-- START OF Supplied material --
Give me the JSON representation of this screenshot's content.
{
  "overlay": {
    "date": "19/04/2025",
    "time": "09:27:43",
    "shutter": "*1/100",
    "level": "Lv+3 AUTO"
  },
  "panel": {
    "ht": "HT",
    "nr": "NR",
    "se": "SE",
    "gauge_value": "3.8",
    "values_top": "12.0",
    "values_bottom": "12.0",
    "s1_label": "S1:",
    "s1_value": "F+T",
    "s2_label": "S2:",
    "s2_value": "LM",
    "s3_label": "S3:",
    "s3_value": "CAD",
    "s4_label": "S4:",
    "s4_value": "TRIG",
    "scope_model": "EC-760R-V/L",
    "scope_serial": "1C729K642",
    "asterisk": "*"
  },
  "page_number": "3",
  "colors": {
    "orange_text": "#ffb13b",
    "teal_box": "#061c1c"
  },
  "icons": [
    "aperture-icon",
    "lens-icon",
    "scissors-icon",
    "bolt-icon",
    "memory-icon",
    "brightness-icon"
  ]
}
-- END OF Supplied material --
*Task to complete*: Extract the entries above verbatim.

*Task result*:
Give me the JSON representation of this screenshot's content.
{
  "overlay": {
    "date": "19/04/2025",
    "time": "09:27:43",
    "shutter": "*1/100",
    "level": "Lv+3 AUTO"
  },
  "panel": {
    "ht": "HT",
    "nr": "NR",
    "se": "SE",
    "gauge_value": "3.8",
    "values_top": "12.0",
    "values_bottom": "12.0",
    "s1_label": "S1:",
    "s1_value": "F+T",
    "s2_label": "S2:",
    "s2_value": "LM",
    "s3_label": "S3:",
    "s3_value": "CAD",
    "s4_label": "S4:",
    "s4_value": "TRIG",
    "scope_model": "EC-760R-V/L",
    "scope_serial": "1C729K642",
    "asterisk": "*"
  },
  "page_number": "3",
  "colors": {
    "orange_text": "#ffb13b",
    "teal_box": "#061c1c"
  },
  "icons": [
    "aperture-icon",
    "lens-icon",
    "scissors-icon",
    "bolt-icon",
    "memory-icon",
    "brightness-icon"
  ]
}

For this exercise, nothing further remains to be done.